* _Dataset records_:
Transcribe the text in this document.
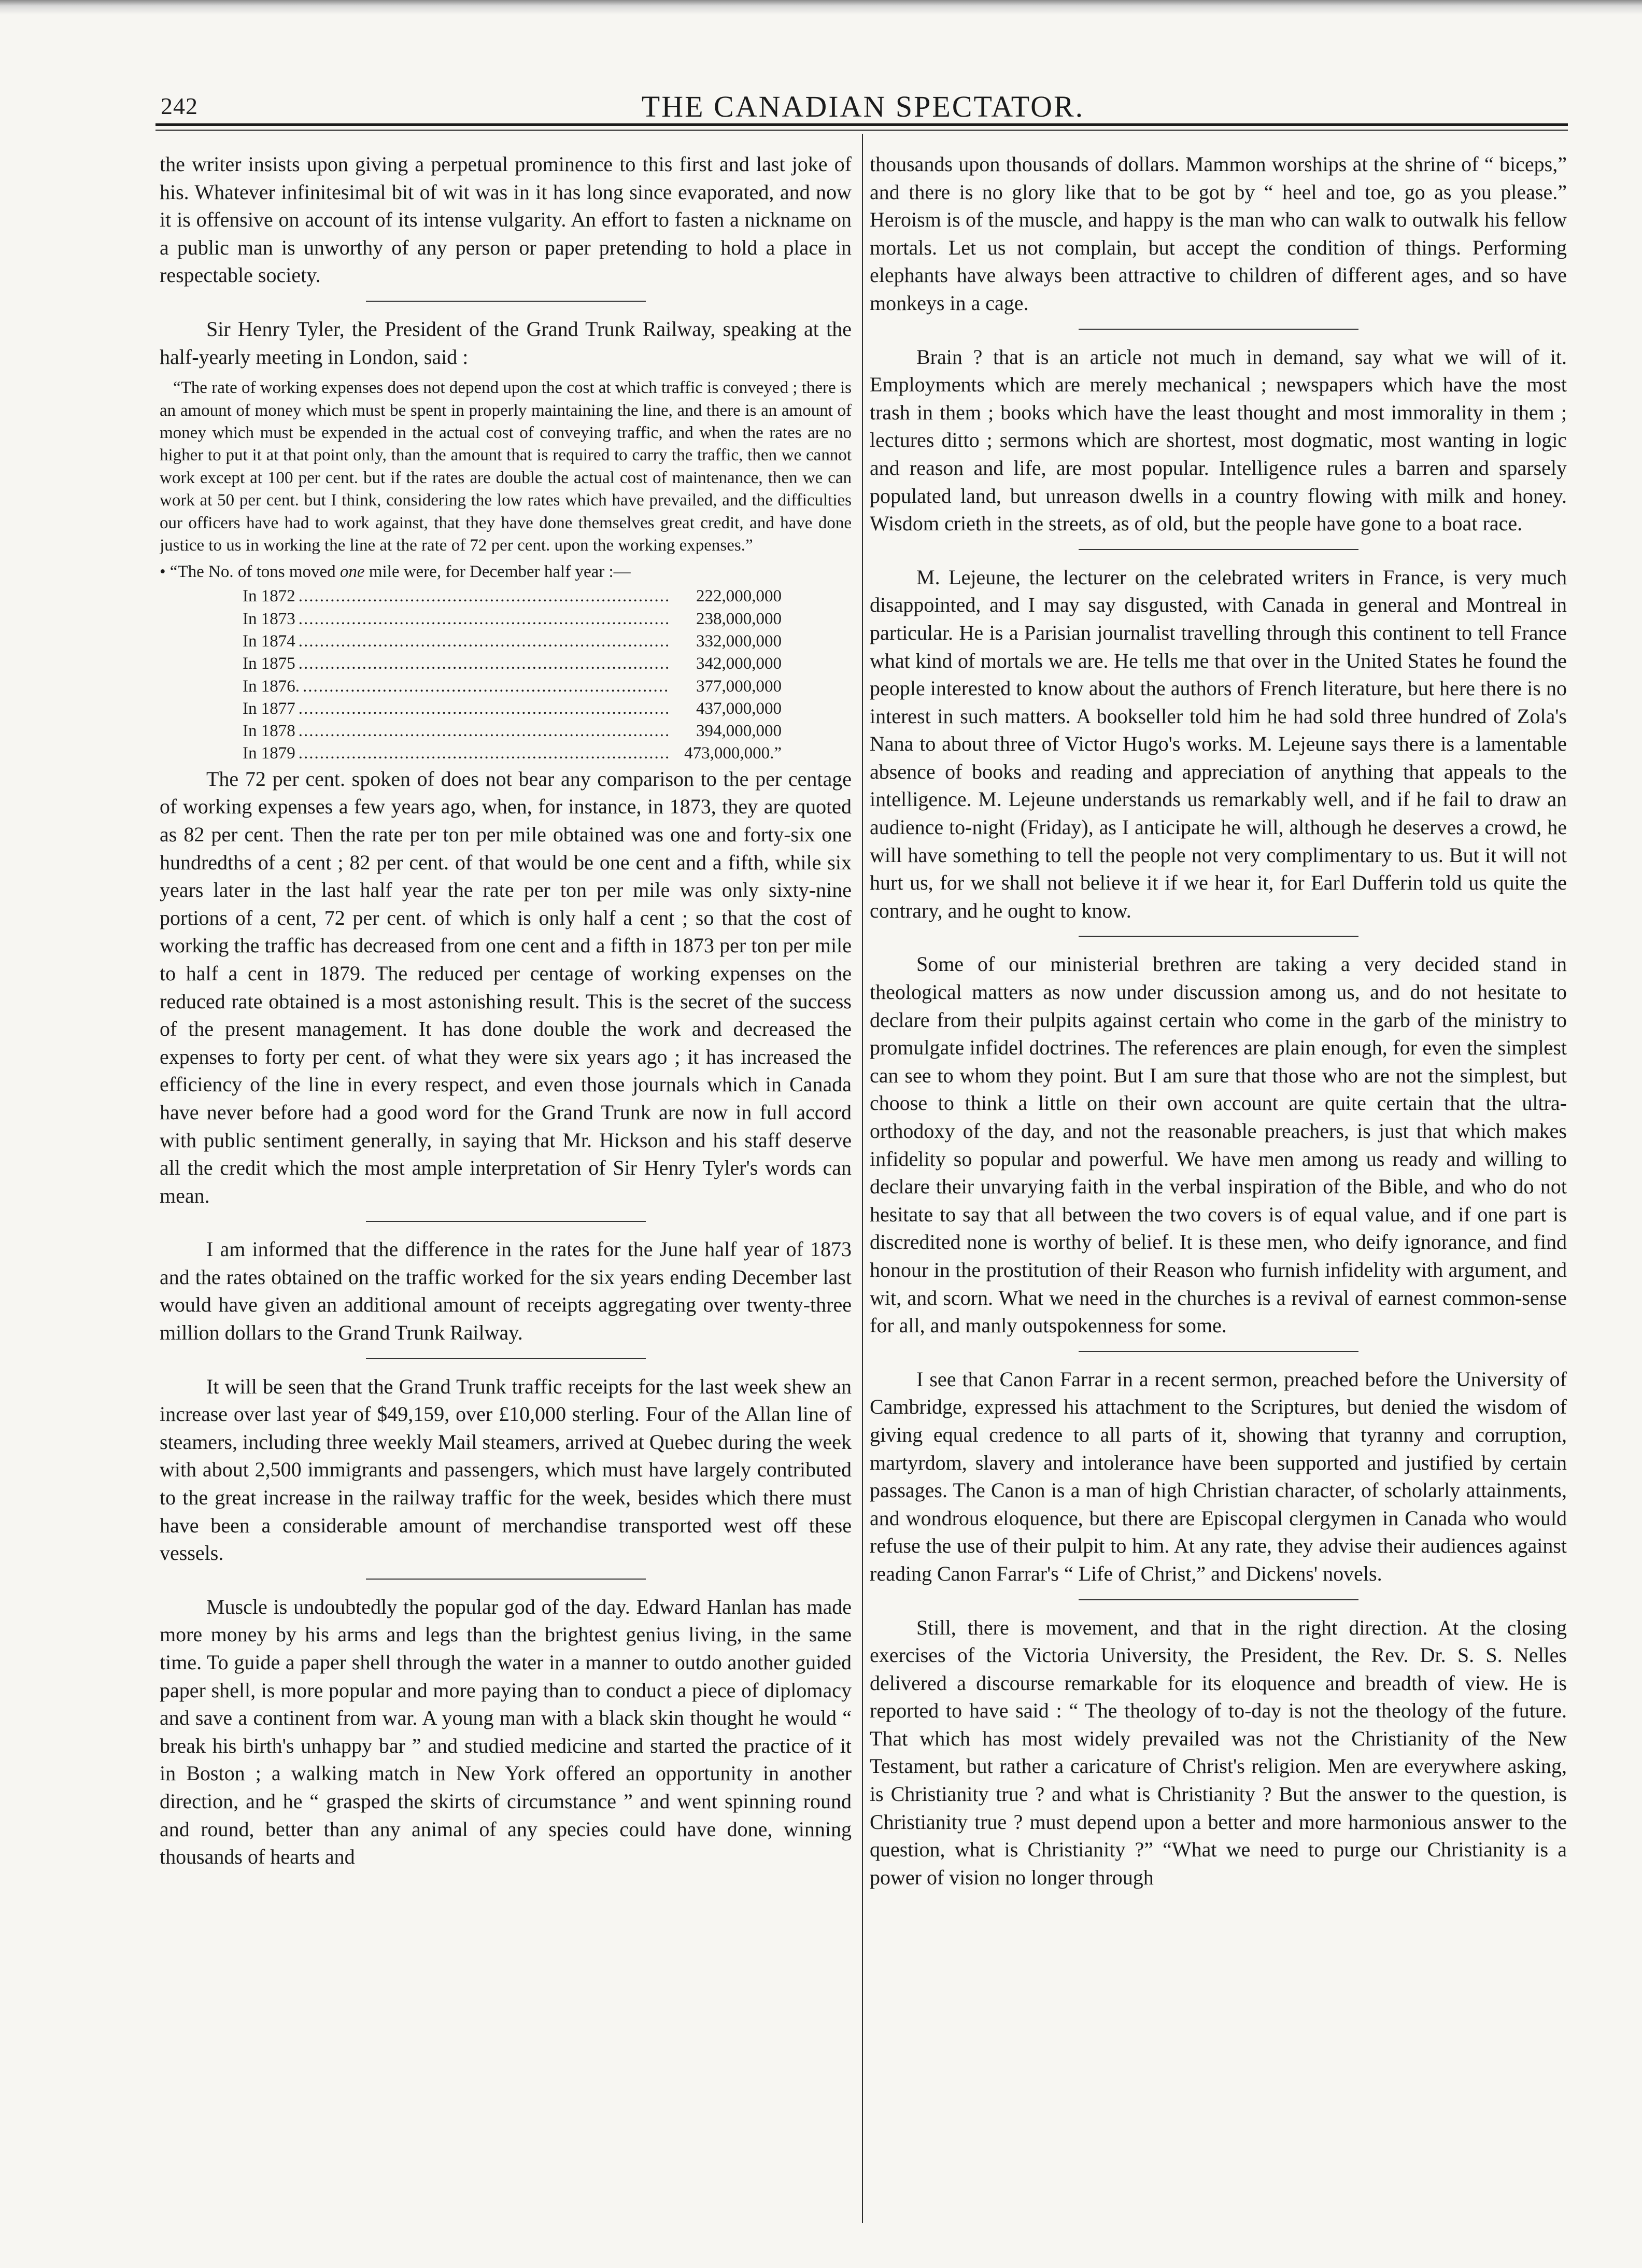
242	THE CANADIAN SPECTATOR.

the writer insists upon giving a perpetual prominence to this first and last joke of his. Whatever infinitesimal bit of wit was in it has long since evaporated, and now it is offensive on account of its intense vulgarity. An effort to fasten a nickname on a public man is unworthy of any person or paper pretending to hold a place in respectable society.

Sir Henry Tyler, the President of the Grand Trunk Railway, speaking at the half-yearly meeting in London, said :

“The rate of working expenses does not depend upon the cost at which traffic is conveyed ; there is an amount of money which must be spent in properly maintaining the line, and there is an amount of money which must be expended in the actual cost of conveying traffic, and when the rates are no higher to put it at that point only, than the amount that is required to carry the traffic, then we cannot work except at 100 per cent. but if the rates are double the actual cost of maintenance, then we can work at 50 per cent. but I think, considering the low rates which have prevailed, and the difficulties our officers have had to work against, that they have done themselves great credit, and have done justice to us in working the line at the rate of 72 per cent. upon the working expenses.”

• “The No. of tons moved one mile were, for December half year :—

In 1872 .....	222,000,000
In 1873 .....	238,000,000
In 1874 .....	332,000,000
In 1875 .....	342,000,000
In 1876. .....	377,000,000
In 1877 .....	437,000,000
In 1878 .....	394,000,000
In 1879 .....	473,000,000.”

The 72 per cent. spoken of does not bear any comparison to the per centage of working expenses a few years ago, when, for instance, in 1873, they are quoted as 82 per cent. Then the rate per ton per mile obtained was one and forty-six one hundredths of a cent ; 82 per cent. of that would be one cent and a fifth, while six years later in the last half year the rate per ton per mile was only sixty-nine portions of a cent, 72 per cent. of which is only half a cent ; so that the cost of working the traffic has decreased from one cent and a fifth in 1873 per ton per mile to half a cent in 1879. The reduced per centage of working expenses on the reduced rate obtained is a most astonishing result. This is the secret of the success of the present management. It has done double the work and decreased the expenses to forty per cent. of what they were six years ago ; it has increased the efficiency of the line in every respect, and even those journals which in Canada have never before had a good word for the Grand Trunk are now in full accord with public sentiment generally, in saying that Mr. Hickson and his staff deserve all the credit which the most ample interpretation of Sir Henry Tyler's words can mean.

I am informed that the difference in the rates for the June half year of 1873 and the rates obtained on the traffic worked for the six years ending December last would have given an additional amount of receipts aggregating over twenty-three million dollars to the Grand Trunk Railway.

It will be seen that the Grand Trunk traffic receipts for the last week shew an increase over last year of $49,159, over £10,000 sterling. Four of the Allan line of steamers, including three weekly Mail steamers, arrived at Quebec during the week with about 2,500 immigrants and passengers, which must have largely contributed to the great increase in the railway traffic for the week, besides which there must have been a considerable amount of merchandise transported west off these vessels.

Muscle is undoubtedly the popular god of the day. Edward Hanlan has made more money by his arms and legs than the brightest genius living, in the same time. To guide a paper shell through the water in a manner to outdo another guided paper shell, is more popular and more paying than to conduct a piece of diplomacy and save a continent from war. A young man with a black skin thought he would “ break his birth's unhappy bar ” and studied medicine and started the practice of it in Boston ; a walking match in New York offered an opportunity in another direction, and he “ grasped the skirts of circumstance ” and went spinning round and round, better than any animal of any species could have done, winning thousands of hearts and

thousands upon thousands of dollars. Mammon worships at the shrine of “ biceps,” and there is no glory like that to be got by “ heel and toe, go as you please.” Heroism is of the muscle, and happy is the man who can walk to outwalk his fellow mortals. Let us not complain, but accept the condition of things. Performing elephants have always been attractive to children of different ages, and so have monkeys in a cage.

Brain ? that is an article not much in demand, say what we will of it. Employments which are merely mechanical ; newspapers which have the most trash in them ; books which have the least thought and most immorality in them ; lectures ditto ; sermons which are shortest, most dogmatic, most wanting in logic and reason and life, are most popular. Intelligence rules a barren and sparsely populated land, but unreason dwells in a country flowing with milk and honey. Wisdom crieth in the streets, as of old, but the people have gone to a boat race.

M. Lejeune, the lecturer on the celebrated writers in France, is very much disappointed, and I may say disgusted, with Canada in general and Montreal in particular. He is a Parisian journalist travelling through this continent to tell France what kind of mortals we are. He tells me that over in the United States he found the people interested to know about the authors of French literature, but here there is no interest in such matters. A bookseller told him he had sold three hundred of Zola's Nana to about three of Victor Hugo's works. M. Lejeune says there is a lamentable absence of books and reading and appreciation of anything that appeals to the intelligence. M. Lejeune understands us remarkably well, and if he fail to draw an audience to-night (Friday), as I anticipate he will, although he deserves a crowd, he will have something to tell the people not very complimentary to us. But it will not hurt us, for we shall not believe it if we hear it, for Earl Dufferin told us quite the contrary, and he ought to know.

Some of our ministerial brethren are taking a very decided stand in theological matters as now under discussion among us, and do not hesitate to declare from their pulpits against certain who come in the garb of the ministry to promulgate infidel doctrines. The references are plain enough, for even the simplest can see to whom they point. But I am sure that those who are not the simplest, but choose to think a little on their own account are quite certain that the ultra-orthodoxy of the day, and not the reasonable preachers, is just that which makes infidelity so popular and powerful. We have men among us ready and willing to declare their unvarying faith in the verbal inspiration of the Bible, and who do not hesitate to say that all between the two covers is of equal value, and if one part is discredited none is worthy of belief. It is these men, who deify ignorance, and find honour in the prostitution of their Reason who furnish infidelity with argument, and wit, and scorn. What we need in the churches is a revival of earnest common-sense for all, and manly outspokenness for some.

I see that Canon Farrar in a recent sermon, preached before the University of Cambridge, expressed his attachment to the Scriptures, but denied the wisdom of giving equal credence to all parts of it, showing that tyranny and corruption, martyrdom, slavery and intolerance have been supported and justified by certain passages. The Canon is a man of high Christian character, of scholarly attainments, and wondrous eloquence, but there are Episcopal clergymen in Canada who would refuse the use of their pulpit to him. At any rate, they advise their audiences against reading Canon Farrar's “ Life of Christ,” and Dickens' novels.

Still, there is movement, and that in the right direction. At the closing exercises of the Victoria University, the President, the Rev. Dr. S. S. Nelles delivered a discourse remarkable for its eloquence and breadth of view. He is reported to have said : “ The theology of to-day is not the theology of the future. That which has most widely prevailed was not the Christianity of the New Testament, but rather a caricature of Christ's religion. Men are everywhere asking, is Christianity true ? and what is Christianity ? But the answer to the question, is Christianity true ? must depend upon a better and more harmonious answer to the question, what is Christianity ?” “What we need to purge our Christianity is a power of vision no longer through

* _Problem to solve_: Give only the number of lines in the records that include the word "December".

* _Answer to this exercise_: 2